→ Your instructions
Images are excluded; otherwise, output every record exactly.

→ Listed entries
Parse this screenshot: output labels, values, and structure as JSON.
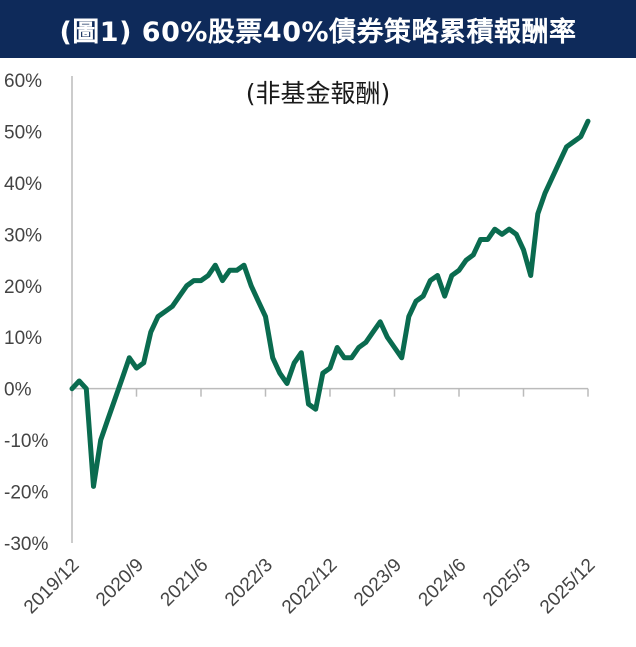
{
  "header": {
    "title": "(圖1) 60%股票40%債券策略累積報酬率"
  },
  "colors": {
    "header_bg": "#0e2a5a",
    "line": "#0a6b4f",
    "axis": "#bbbbbb"
  },
  "chart_data": {
    "type": "line",
    "title": "(圖1) 60%股票40%債券策略累積報酬率",
    "subtitle": "(非基金報酬)",
    "ylabel": "",
    "xlabel": "",
    "ylim": [
      -30,
      60
    ],
    "y_ticks": [
      "60%",
      "50%",
      "40%",
      "30%",
      "20%",
      "10%",
      "0%",
      "-10%",
      "-20%",
      "-30%"
    ],
    "y_tick_values": [
      60,
      50,
      40,
      30,
      20,
      10,
      0,
      -10,
      -20,
      -30
    ],
    "x_range": [
      "2019-12",
      "2025-12"
    ],
    "x_ticks": [
      "2019/12",
      "2020/9",
      "2021/6",
      "2022/3",
      "2022/12",
      "2023/9",
      "2024/6",
      "2025/3",
      "2025/12"
    ],
    "x_tick_dates": [
      "2019-12",
      "2020-09",
      "2021-06",
      "2022-03",
      "2022-12",
      "2023-09",
      "2024-06",
      "2025-03",
      "2025-12"
    ],
    "grid": false,
    "series": [
      {
        "points": [
          [
            "2019-12",
            0
          ],
          [
            "2020-01",
            1.5
          ],
          [
            "2020-02",
            0
          ],
          [
            "2020-03",
            -19
          ],
          [
            "2020-04",
            -10
          ],
          [
            "2020-05",
            -6
          ],
          [
            "2020-06",
            -2
          ],
          [
            "2020-07",
            2
          ],
          [
            "2020-08",
            6
          ],
          [
            "2020-09",
            4
          ],
          [
            "2020-10",
            5
          ],
          [
            "2020-11",
            11
          ],
          [
            "2020-12",
            14
          ],
          [
            "2021-01",
            15
          ],
          [
            "2021-02",
            16
          ],
          [
            "2021-03",
            18
          ],
          [
            "2021-04",
            20
          ],
          [
            "2021-05",
            21
          ],
          [
            "2021-06",
            21
          ],
          [
            "2021-07",
            22
          ],
          [
            "2021-08",
            24
          ],
          [
            "2021-09",
            21
          ],
          [
            "2021-10",
            23
          ],
          [
            "2021-11",
            23
          ],
          [
            "2021-12",
            24
          ],
          [
            "2022-01",
            20
          ],
          [
            "2022-02",
            17
          ],
          [
            "2022-03",
            14
          ],
          [
            "2022-04",
            6
          ],
          [
            "2022-05",
            3
          ],
          [
            "2022-06",
            1
          ],
          [
            "2022-07",
            5
          ],
          [
            "2022-08",
            7
          ],
          [
            "2022-09",
            -3
          ],
          [
            "2022-10",
            -4
          ],
          [
            "2022-11",
            3
          ],
          [
            "2022-12",
            4
          ],
          [
            "2023-01",
            8
          ],
          [
            "2023-02",
            6
          ],
          [
            "2023-03",
            6
          ],
          [
            "2023-04",
            8
          ],
          [
            "2023-05",
            9
          ],
          [
            "2023-06",
            11
          ],
          [
            "2023-07",
            13
          ],
          [
            "2023-08",
            10
          ],
          [
            "2023-09",
            8
          ],
          [
            "2023-10",
            6
          ],
          [
            "2023-11",
            14
          ],
          [
            "2023-12",
            17
          ],
          [
            "2024-01",
            18
          ],
          [
            "2024-02",
            21
          ],
          [
            "2024-03",
            22
          ],
          [
            "2024-04",
            18
          ],
          [
            "2024-05",
            22
          ],
          [
            "2024-06",
            23
          ],
          [
            "2024-07",
            25
          ],
          [
            "2024-08",
            26
          ],
          [
            "2024-09",
            29
          ],
          [
            "2024-10",
            29
          ],
          [
            "2024-11",
            31
          ],
          [
            "2024-12",
            30
          ],
          [
            "2025-01",
            31
          ],
          [
            "2025-02",
            30
          ],
          [
            "2025-03",
            27
          ],
          [
            "2025-04",
            22
          ],
          [
            "2025-05",
            34
          ],
          [
            "2025-06",
            38
          ],
          [
            "2025-07",
            41
          ],
          [
            "2025-08",
            44
          ],
          [
            "2025-09",
            47
          ],
          [
            "2025-10",
            48
          ],
          [
            "2025-11",
            49
          ],
          [
            "2025-12",
            52
          ]
        ]
      }
    ]
  }
}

→ Correct output
Parse this screenshot: output labels, values, and structure as JSON.
{
  "header": {
    "title": "(圖1) 60%股票40%債券策略累積報酬率"
  },
  "colors": {
    "header_bg": "#0e2a5a",
    "line": "#0a6b4f",
    "axis": "#bbbbbb"
  },
  "chart_data": {
    "type": "line",
    "title": "(圖1) 60%股票40%債券策略累積報酬率",
    "subtitle": "(非基金報酬)",
    "ylabel": "",
    "xlabel": "",
    "ylim": [
      -30,
      60
    ],
    "y_ticks": [
      "60%",
      "50%",
      "40%",
      "30%",
      "20%",
      "10%",
      "0%",
      "-10%",
      "-20%",
      "-30%"
    ],
    "y_tick_values": [
      60,
      50,
      40,
      30,
      20,
      10,
      0,
      -10,
      -20,
      -30
    ],
    "x_range": [
      "2019-12",
      "2025-12"
    ],
    "x_ticks": [
      "2019/12",
      "2020/9",
      "2021/6",
      "2022/3",
      "2022/12",
      "2023/9",
      "2024/6",
      "2025/3",
      "2025/12"
    ],
    "x_tick_dates": [
      "2019-12",
      "2020-09",
      "2021-06",
      "2022-03",
      "2022-12",
      "2023-09",
      "2024-06",
      "2025-03",
      "2025-12"
    ],
    "grid": false,
    "series": [
      {
        "points": [
          [
            "2019-12",
            0
          ],
          [
            "2020-01",
            1.5
          ],
          [
            "2020-02",
            0
          ],
          [
            "2020-03",
            -19
          ],
          [
            "2020-04",
            -10
          ],
          [
            "2020-05",
            -6
          ],
          [
            "2020-06",
            -2
          ],
          [
            "2020-07",
            2
          ],
          [
            "2020-08",
            6
          ],
          [
            "2020-09",
            4
          ],
          [
            "2020-10",
            5
          ],
          [
            "2020-11",
            11
          ],
          [
            "2020-12",
            14
          ],
          [
            "2021-01",
            15
          ],
          [
            "2021-02",
            16
          ],
          [
            "2021-03",
            18
          ],
          [
            "2021-04",
            20
          ],
          [
            "2021-05",
            21
          ],
          [
            "2021-06",
            21
          ],
          [
            "2021-07",
            22
          ],
          [
            "2021-08",
            24
          ],
          [
            "2021-09",
            21
          ],
          [
            "2021-10",
            23
          ],
          [
            "2021-11",
            23
          ],
          [
            "2021-12",
            24
          ],
          [
            "2022-01",
            20
          ],
          [
            "2022-02",
            17
          ],
          [
            "2022-03",
            14
          ],
          [
            "2022-04",
            6
          ],
          [
            "2022-05",
            3
          ],
          [
            "2022-06",
            1
          ],
          [
            "2022-07",
            5
          ],
          [
            "2022-08",
            7
          ],
          [
            "2022-09",
            -3
          ],
          [
            "2022-10",
            -4
          ],
          [
            "2022-11",
            3
          ],
          [
            "2022-12",
            4
          ],
          [
            "2023-01",
            8
          ],
          [
            "2023-02",
            6
          ],
          [
            "2023-03",
            6
          ],
          [
            "2023-04",
            8
          ],
          [
            "2023-05",
            9
          ],
          [
            "2023-06",
            11
          ],
          [
            "2023-07",
            13
          ],
          [
            "2023-08",
            10
          ],
          [
            "2023-09",
            8
          ],
          [
            "2023-10",
            6
          ],
          [
            "2023-11",
            14
          ],
          [
            "2023-12",
            17
          ],
          [
            "2024-01",
            18
          ],
          [
            "2024-02",
            21
          ],
          [
            "2024-03",
            22
          ],
          [
            "2024-04",
            18
          ],
          [
            "2024-05",
            22
          ],
          [
            "2024-06",
            23
          ],
          [
            "2024-07",
            25
          ],
          [
            "2024-08",
            26
          ],
          [
            "2024-09",
            29
          ],
          [
            "2024-10",
            29
          ],
          [
            "2024-11",
            31
          ],
          [
            "2024-12",
            30
          ],
          [
            "2025-01",
            31
          ],
          [
            "2025-02",
            30
          ],
          [
            "2025-03",
            27
          ],
          [
            "2025-04",
            22
          ],
          [
            "2025-05",
            34
          ],
          [
            "2025-06",
            38
          ],
          [
            "2025-07",
            41
          ],
          [
            "2025-08",
            44
          ],
          [
            "2025-09",
            47
          ],
          [
            "2025-10",
            48
          ],
          [
            "2025-11",
            49
          ],
          [
            "2025-12",
            52
          ]
        ]
      }
    ]
  }
}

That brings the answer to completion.